Collection entries
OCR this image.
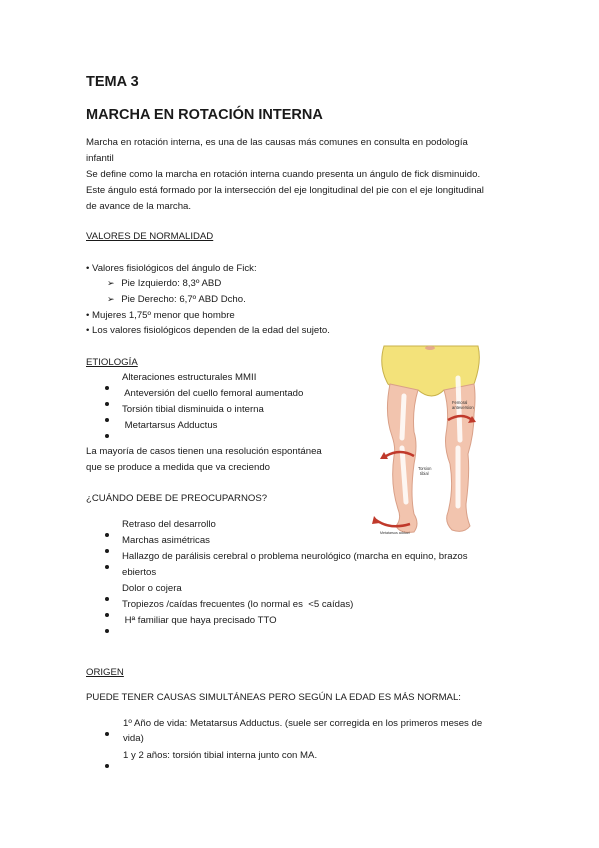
TEMA 3
MARCHA EN ROTACIÓN INTERNA
Marcha en rotación interna, es una de las causas más comunes en consulta en podología
infantil
Se define como la marcha en rotación interna cuando presenta un ángulo de fick disminuido.
Este ángulo está formado por la intersección del eje longitudinal del pie con el eje longitudinal
de avance de la marcha.
VALORES DE NORMALIDAD
• Valores fisiológicos del ángulo de Fick:
➢ Pie Izquierdo: 8,3º ABD
➢ Pie Derecho: 6,7º ABD Dcho.
• Mujeres 1,75º menor que hombre
• Los valores fisiológicos dependen de la edad del sujeto.
ETIOLOGÍA
Alteraciones estructurales MMII
Anteversión del cuello femoral aumentado
Torsión tibial disminuida o interna
Metartarsus Adductus
La mayoría de casos tienen una resolución espontánea
que se produce a medida que va creciendo
¿CUÁNDO DEBE DE PREOCUPARNOS?
Retraso del desarrollo
Marchas asimétricas
Hallazgo de parálisis cerebral o problema neurológico (marcha en equino, brazos
ebiertos
Dolor o cojera
Tropiezos /caídas frecuentes (lo normal es  <5 caídas)
Hª familiar que haya precisado TTO
ORIGEN
PUEDE TENER CAUSAS SIMULTÁNEAS PERO SEGÚN LA EDAD ES MÁS NORMAL:
1º Año de vida: Metatarsus Adductus. (suele ser corregida en los primeros meses de
vida)
1 y 2 años: torsión tibial interna junto con MA.
Femoral
anteversion
Torsion
tibial
Metatarsus adduct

THE REQUEST. Your answer should be one number: how many lines in the material above contain the string "vida".

OUTPUT OF THE EXERCISE. 2